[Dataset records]
|---|

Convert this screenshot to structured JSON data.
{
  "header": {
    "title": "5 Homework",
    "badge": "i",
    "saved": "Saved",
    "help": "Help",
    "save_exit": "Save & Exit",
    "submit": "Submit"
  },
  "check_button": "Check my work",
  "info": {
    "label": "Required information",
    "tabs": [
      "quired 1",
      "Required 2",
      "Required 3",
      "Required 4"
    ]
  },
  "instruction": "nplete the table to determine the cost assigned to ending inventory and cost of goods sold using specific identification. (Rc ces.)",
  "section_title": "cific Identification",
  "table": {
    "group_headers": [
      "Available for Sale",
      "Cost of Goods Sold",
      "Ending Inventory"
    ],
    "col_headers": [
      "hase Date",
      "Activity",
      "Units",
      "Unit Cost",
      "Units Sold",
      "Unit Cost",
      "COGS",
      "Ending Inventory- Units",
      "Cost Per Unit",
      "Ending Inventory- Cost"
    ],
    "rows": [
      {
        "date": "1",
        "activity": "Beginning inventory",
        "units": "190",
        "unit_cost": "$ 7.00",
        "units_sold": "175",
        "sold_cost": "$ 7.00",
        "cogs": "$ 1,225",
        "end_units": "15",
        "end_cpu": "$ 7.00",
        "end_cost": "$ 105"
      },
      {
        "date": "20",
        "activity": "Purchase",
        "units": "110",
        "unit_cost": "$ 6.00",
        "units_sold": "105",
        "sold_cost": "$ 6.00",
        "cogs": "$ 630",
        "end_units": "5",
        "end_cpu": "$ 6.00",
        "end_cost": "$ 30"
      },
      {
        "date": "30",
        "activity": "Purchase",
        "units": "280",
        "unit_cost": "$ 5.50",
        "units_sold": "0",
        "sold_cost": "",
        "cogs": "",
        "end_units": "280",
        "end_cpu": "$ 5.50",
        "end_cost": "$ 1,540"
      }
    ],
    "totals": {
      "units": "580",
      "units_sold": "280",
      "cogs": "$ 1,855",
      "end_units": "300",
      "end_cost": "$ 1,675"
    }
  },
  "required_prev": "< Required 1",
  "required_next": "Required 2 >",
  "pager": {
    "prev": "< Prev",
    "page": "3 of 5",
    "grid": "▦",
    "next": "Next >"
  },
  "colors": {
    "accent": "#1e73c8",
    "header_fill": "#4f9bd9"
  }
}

|---|

◆ Short problem: Retype the entries exactly, including every line.

◆ Task response:
Convert this screenshot to structured JSON data.
{
  "header": {
    "title": "5 Homework",
    "badge": "i",
    "saved": "Saved",
    "help": "Help",
    "save_exit": "Save & Exit",
    "submit": "Submit"
  },
  "check_button": "Check my work",
  "info": {
    "label": "Required information",
    "tabs": [
      "quired 1",
      "Required 2",
      "Required 3",
      "Required 4"
    ]
  },
  "instruction": "nplete the table to determine the cost assigned to ending inventory and cost of goods sold using specific identification. (Rc ces.)",
  "section_title": "cific Identification",
  "table": {
    "group_headers": [
      "Available for Sale",
      "Cost of Goods Sold",
      "Ending Inventory"
    ],
    "col_headers": [
      "hase Date",
      "Activity",
      "Units",
      "Unit Cost",
      "Units Sold",
      "Unit Cost",
      "COGS",
      "Ending Inventory- Units",
      "Cost Per Unit",
      "Ending Inventory- Cost"
    ],
    "rows": [
      {
        "date": "1",
        "activity": "Beginning inventory",
        "units": "190",
        "unit_cost": "$ 7.00",
        "units_sold": "175",
        "sold_cost": "$ 7.00",
        "cogs": "$ 1,225",
        "end_units": "15",
        "end_cpu": "$ 7.00",
        "end_cost": "$ 105"
      },
      {
        "date": "20",
        "activity": "Purchase",
        "units": "110",
        "unit_cost": "$ 6.00",
        "units_sold": "105",
        "sold_cost": "$ 6.00",
        "cogs": "$ 630",
        "end_units": "5",
        "end_cpu": "$ 6.00",
        "end_cost": "$ 30"
      },
      {
        "date": "30",
        "activity": "Purchase",
        "units": "280",
        "unit_cost": "$ 5.50",
        "units_sold": "0",
        "sold_cost": "",
        "cogs": "",
        "end_units": "280",
        "end_cpu": "$ 5.50",
        "end_cost": "$ 1,540"
      }
    ],
    "totals": {
      "units": "580",
      "units_sold": "280",
      "cogs": "$ 1,855",
      "end_units": "300",
      "end_cost": "$ 1,675"
    }
  },
  "required_prev": "< Required 1",
  "required_next": "Required 2 >",
  "pager": {
    "prev": "< Prev",
    "page": "3 of 5",
    "grid": "▦",
    "next": "Next >"
  },
  "colors": {
    "accent": "#1e73c8",
    "header_fill": "#4f9bd9"
  }
}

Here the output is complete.